## WRITTEN REQUEST
Identify the lines bearing the string "content" and gather them.

## MATERIAL PROVIDED
+ + + + + + +

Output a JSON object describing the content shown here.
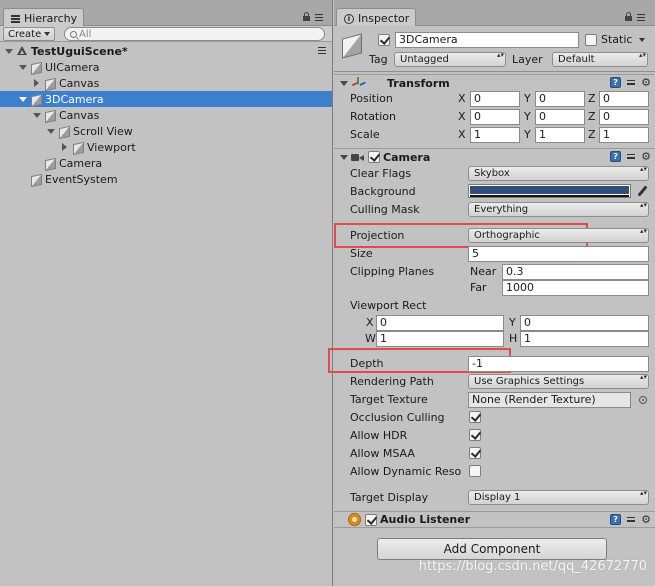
{
  "hierarchy": {
    "tab_label": "Hierarchy",
    "create_label": "Create",
    "search_placeholder": "All",
    "scene_name": "TestUguiScene*",
    "rows": [
      {
        "label": "UICamera",
        "depth": 1,
        "fold": "open",
        "selected": false
      },
      {
        "label": "Canvas",
        "depth": 2,
        "fold": "closed",
        "selected": false
      },
      {
        "label": "3DCamera",
        "depth": 1,
        "fold": "open",
        "selected": true
      },
      {
        "label": "Canvas",
        "depth": 2,
        "fold": "open",
        "selected": false
      },
      {
        "label": "Scroll View",
        "depth": 3,
        "fold": "open",
        "selected": false
      },
      {
        "label": "Viewport",
        "depth": 4,
        "fold": "closed",
        "selected": false
      },
      {
        "label": "Camera",
        "depth": 2,
        "fold": "none",
        "selected": false
      },
      {
        "label": "EventSystem",
        "depth": 1,
        "fold": "none",
        "selected": false
      }
    ]
  },
  "inspector": {
    "tab_label": "Inspector",
    "object_name": "3DCamera",
    "static_label": "Static",
    "tag_label": "Tag",
    "tag_value": "Untagged",
    "layer_label": "Layer",
    "layer_value": "Default",
    "transform": {
      "title": "Transform",
      "position_label": "Position",
      "rotation_label": "Rotation",
      "scale_label": "Scale",
      "position": {
        "x": "0",
        "y": "0",
        "z": "0"
      },
      "rotation": {
        "x": "0",
        "y": "0",
        "z": "0"
      },
      "scale": {
        "x": "1",
        "y": "1",
        "z": "1"
      }
    },
    "axis": {
      "x": "X",
      "y": "Y",
      "z": "Z",
      "w": "W",
      "h": "H"
    },
    "camera": {
      "title": "Camera",
      "clear_flags_label": "Clear Flags",
      "clear_flags": "Skybox",
      "background_label": "Background",
      "background_color": "#314d79",
      "culling_mask_label": "Culling Mask",
      "culling_mask": "Everything",
      "projection_label": "Projection",
      "projection": "Orthographic",
      "size_label": "Size",
      "size": "5",
      "clipping_label": "Clipping Planes",
      "near_label": "Near",
      "near": "0.3",
      "far_label": "Far",
      "far": "1000",
      "viewport_label": "Viewport Rect",
      "viewport": {
        "x": "0",
        "y": "0",
        "w": "1",
        "h": "1"
      },
      "depth_label": "Depth",
      "depth": "-1",
      "rendering_path_label": "Rendering Path",
      "rendering_path": "Use Graphics Settings",
      "target_texture_label": "Target Texture",
      "target_texture": "None (Render Texture)",
      "occlusion_label": "Occlusion Culling",
      "occlusion": true,
      "hdr_label": "Allow HDR",
      "hdr": true,
      "msaa_label": "Allow MSAA",
      "msaa": true,
      "dynamic_label": "Allow Dynamic Reso",
      "dynamic": false,
      "target_display_label": "Target Display",
      "target_display": "Display 1"
    },
    "audio_listener": {
      "title": "Audio Listener"
    },
    "add_component_label": "Add Component"
  },
  "watermark": "https://blog.csdn.net/qq_42672770",
  "colors": {
    "selection": "#3e7ecf",
    "highlight_box": "#e04b4b",
    "panel": "#c2c2c2"
  }
}
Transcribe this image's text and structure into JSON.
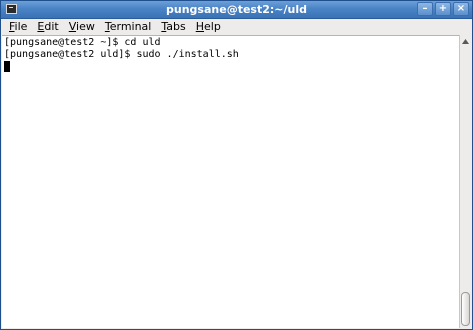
{
  "window": {
    "title": "pungsane@test2:~/uld",
    "controls": {
      "minimize": "–",
      "maximize": "+",
      "close": "×"
    },
    "icon": "terminal-icon"
  },
  "menubar": {
    "items": [
      {
        "mnemonic": "F",
        "rest": "ile"
      },
      {
        "mnemonic": "E",
        "rest": "dit"
      },
      {
        "mnemonic": "V",
        "rest": "iew"
      },
      {
        "mnemonic": "T",
        "rest": "erminal"
      },
      {
        "mnemonic": "T",
        "rest": "abs"
      },
      {
        "mnemonic": "H",
        "rest": "elp"
      }
    ]
  },
  "terminal": {
    "lines": [
      "[pungsane@test2 ~]$ cd uld",
      "[pungsane@test2 uld]$ sudo ./install.sh"
    ]
  },
  "colors": {
    "titlebar": "#4a83c6",
    "terminal_bg": "#ffffff",
    "terminal_fg": "#000000",
    "chrome": "#edeceb"
  }
}
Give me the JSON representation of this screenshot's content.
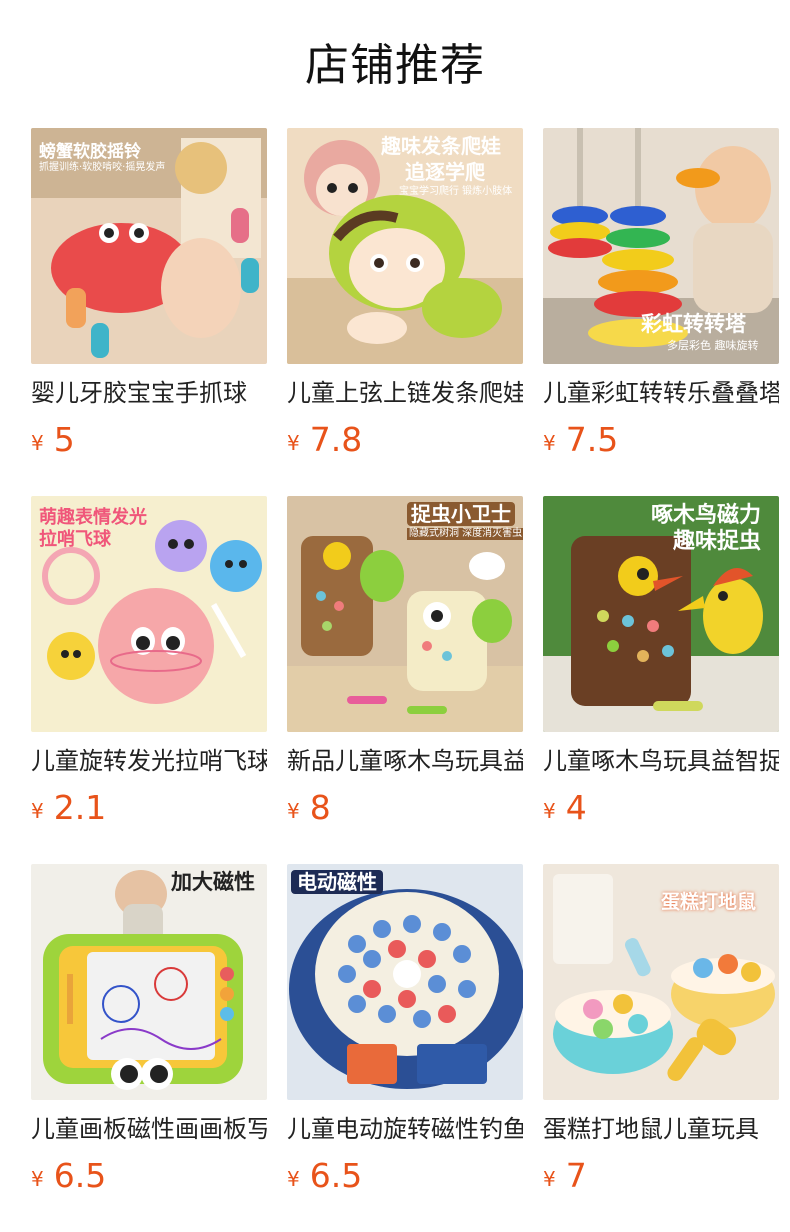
{
  "header": {
    "title": "店铺推荐"
  },
  "accent_color": "#e8531a",
  "currency_symbol": "¥",
  "products": [
    {
      "name": "婴儿牙胶宝宝手抓球",
      "price": "5",
      "image": {
        "tag": "螃蟹软胶摇铃",
        "sub": "抓握训练·软胶啃咬·摇晃发声",
        "icon": "crab-teether-icon"
      }
    },
    {
      "name": "儿童上弦上链发条爬娃",
      "price": "7.8",
      "image": {
        "tag": "趣味发条爬娃",
        "tag2": "追逐学爬",
        "sub": "宝宝学习爬行 锻炼小肢体",
        "icon": "crawling-doll-icon"
      }
    },
    {
      "name": "儿童彩虹转转乐叠叠塔",
      "price": "7.5",
      "image": {
        "tag": "彩虹转转塔",
        "sub": "多层彩色 趣味旋转",
        "icon": "rainbow-tower-icon"
      }
    },
    {
      "name": "儿童旋转发光拉哨飞球",
      "price": "2.1",
      "image": {
        "tag": "萌趣表情发光",
        "tag2": "拉哨飞球",
        "icon": "whistle-ball-icon"
      }
    },
    {
      "name": "新品儿童啄木鸟玩具益智",
      "price": "8",
      "image": {
        "tag": "捉虫小卫士",
        "sub": "隐藏式树洞 深度消灭害虫",
        "icon": "woodpecker-icon"
      }
    },
    {
      "name": "儿童啄木鸟玩具益智捉虫",
      "price": "4",
      "image": {
        "tag": "啄木鸟磁力",
        "tag2": "趣味捉虫",
        "icon": "woodpecker-tree-icon"
      }
    },
    {
      "name": "儿童画板磁性画画板写字",
      "price": "6.5",
      "image": {
        "tag": "加大磁性",
        "icon": "drawing-board-icon"
      }
    },
    {
      "name": "儿童电动旋转磁性钓鱼",
      "price": "6.5",
      "image": {
        "tag": "电动磁性",
        "icon": "fishing-game-icon"
      }
    },
    {
      "name": "蛋糕打地鼠儿童玩具",
      "price": "7",
      "image": {
        "tag": "蛋糕打地鼠",
        "icon": "whack-a-mole-icon"
      }
    }
  ]
}
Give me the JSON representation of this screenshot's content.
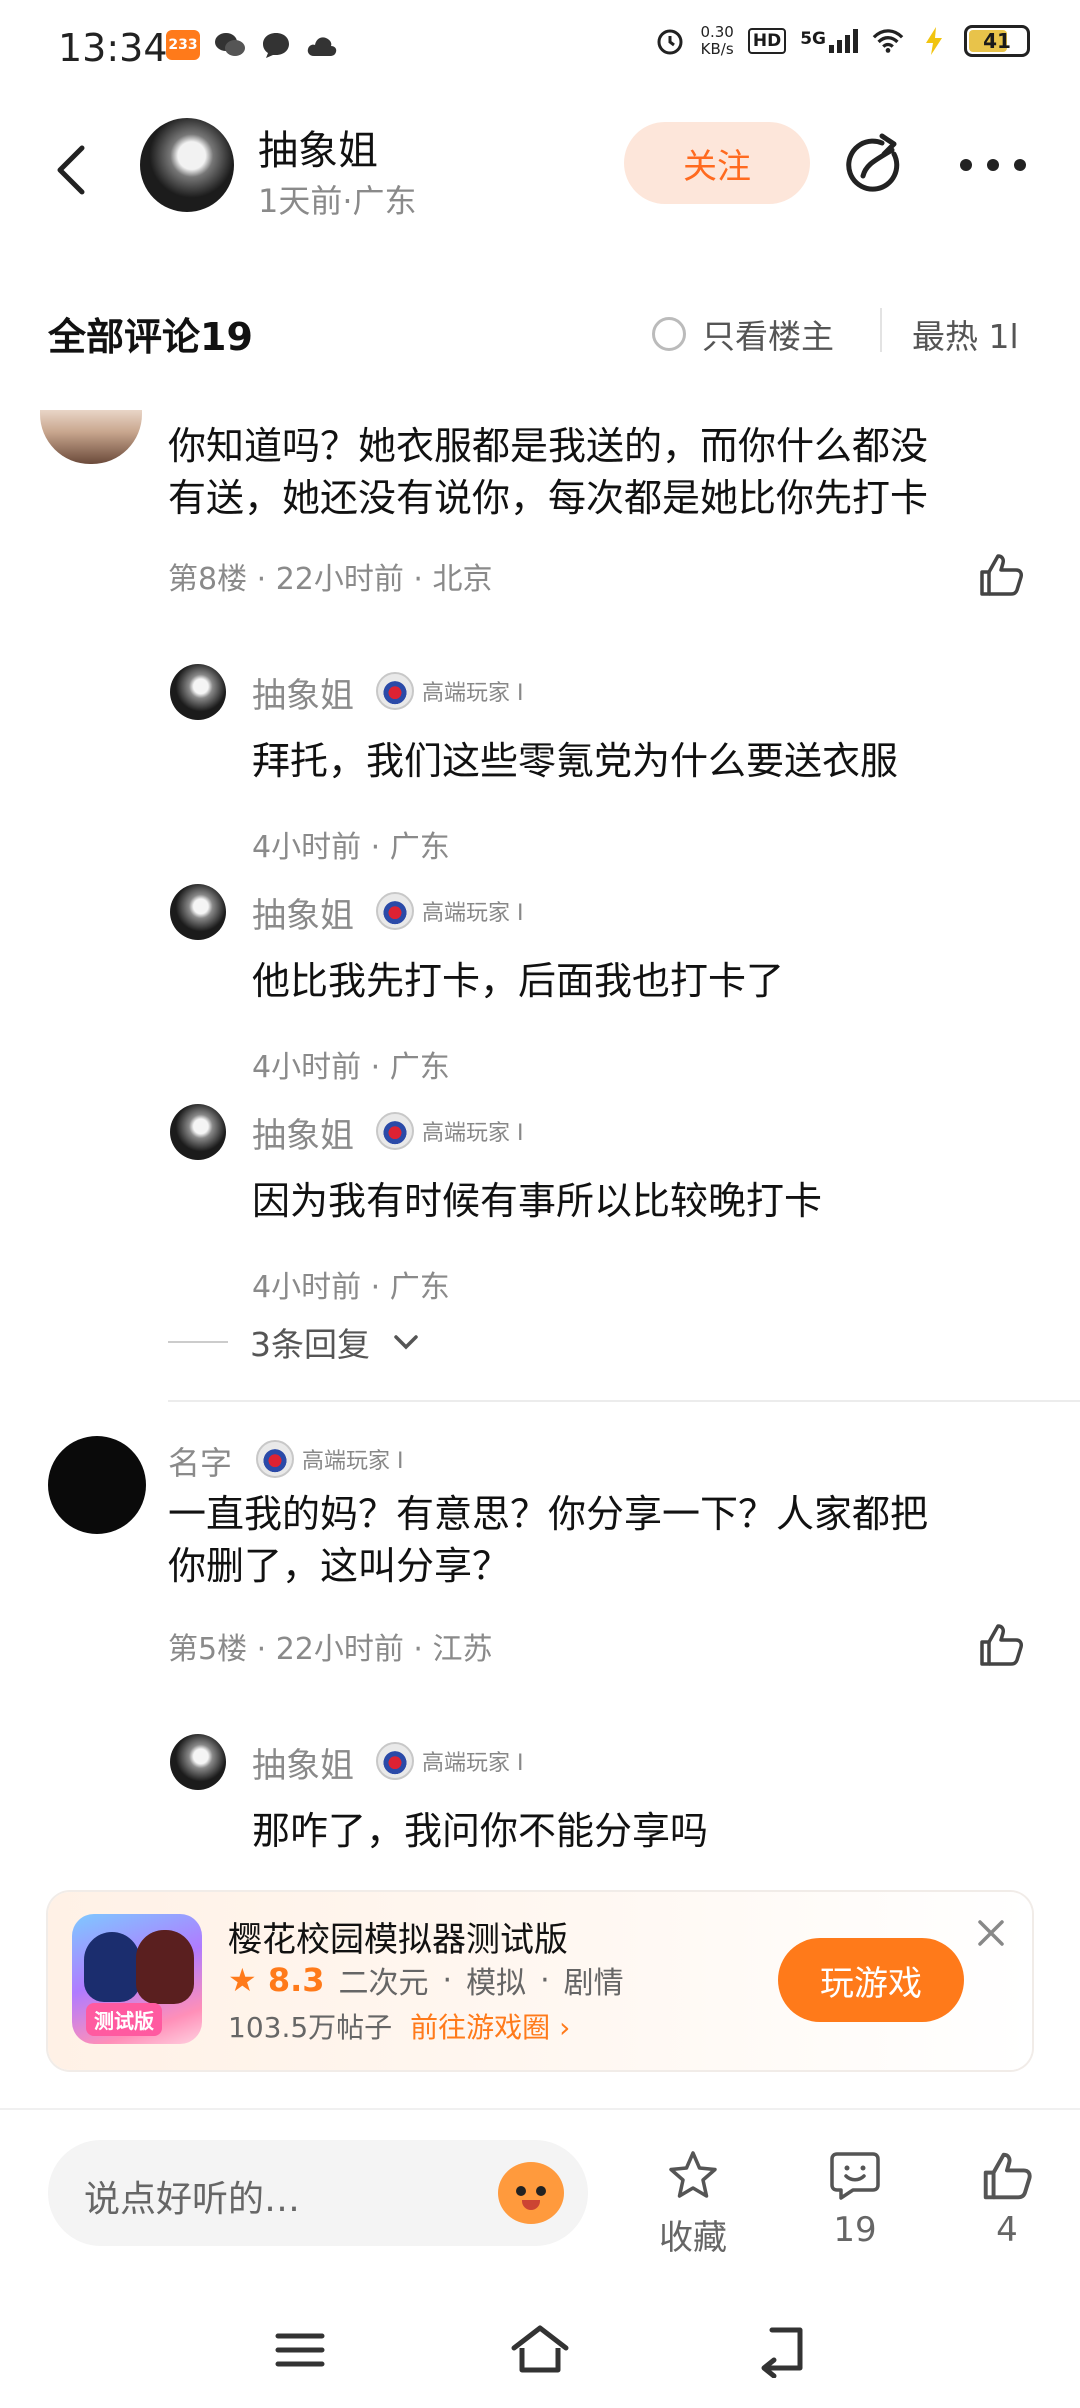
{
  "status_bar": {
    "time": "13:34",
    "app_badge": "233",
    "net_speed_value": "0.30",
    "net_speed_unit": "KB/s",
    "hd_label": "HD",
    "signal_label": "5G",
    "battery": "41"
  },
  "header": {
    "author_name": "抽象姐",
    "author_meta": "1天前·广东",
    "follow_label": "关注"
  },
  "comments_bar": {
    "title": "全部评论19",
    "only_op_label": "只看楼主",
    "sort_label": "最热 1l"
  },
  "comments": [
    {
      "text_line1": "你知道吗？她衣服都是我送的，而你什么都没",
      "text_line2": "有送，她还没有说你，每次都是她比你先打卡",
      "meta": "第8楼 · 22小时前 · 北京",
      "replies": [
        {
          "name": "抽象姐",
          "badge": "高端玩家 I",
          "text": "拜托，我们这些零氪党为什么要送衣服",
          "meta": "4小时前 · 广东"
        },
        {
          "name": "抽象姐",
          "badge": "高端玩家 I",
          "text": "他比我先打卡，后面我也打卡了",
          "meta": "4小时前 · 广东"
        },
        {
          "name": "抽象姐",
          "badge": "高端玩家 I",
          "text": "因为我有时候有事所以比较晚打卡",
          "meta": "4小时前 · 广东"
        }
      ],
      "more_replies_label": "3条回复"
    },
    {
      "name": "名字",
      "badge": "高端玩家 I",
      "text_line1": "一直我的妈？有意思？你分享一下？人家都把",
      "text_line2": "你删了，这叫分享？",
      "meta": "第5楼 · 22小时前 · 江苏",
      "replies": [
        {
          "name": "抽象姐",
          "badge": "高端玩家 I",
          "text": "那咋了，我问你不能分享吗"
        }
      ]
    }
  ],
  "game_card": {
    "title": "樱花校园模拟器测试版",
    "rating": "8.3",
    "tags": [
      "二次元",
      "·",
      "模拟",
      "·",
      "剧情"
    ],
    "posts": "103.5万帖子",
    "link_label": "前往游戏圈",
    "play_label": "玩游戏",
    "icon_tag": "测试版"
  },
  "bottom_bar": {
    "input_placeholder": "说点好听的…",
    "favorite_label": "收藏",
    "comment_count": "19",
    "like_count": "4"
  }
}
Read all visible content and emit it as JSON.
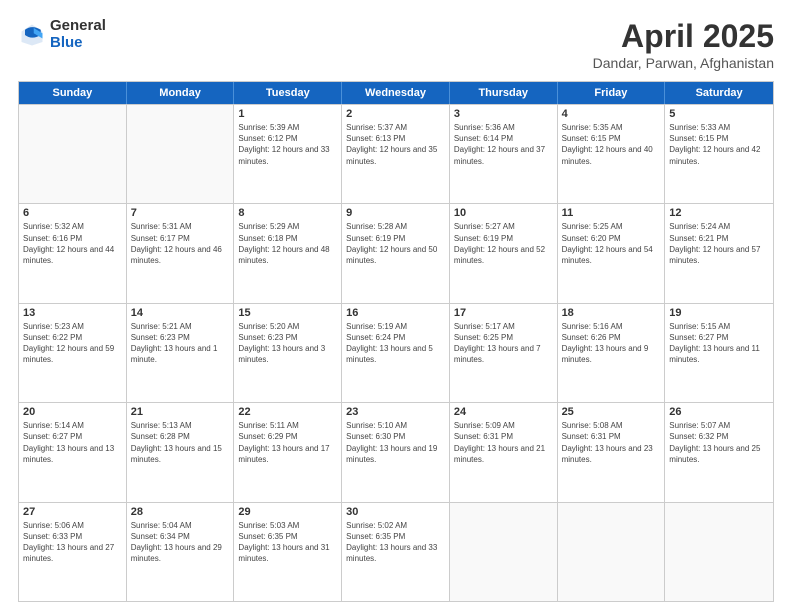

+ + + + + + +

## EXERCISE OUTPUT
Output a JSON object describing the content shown here.
Give me the JSON representation of this screenshot's content.
Give me the JSON representation of this screenshot's content.
Read all visible content and emit it as JSON.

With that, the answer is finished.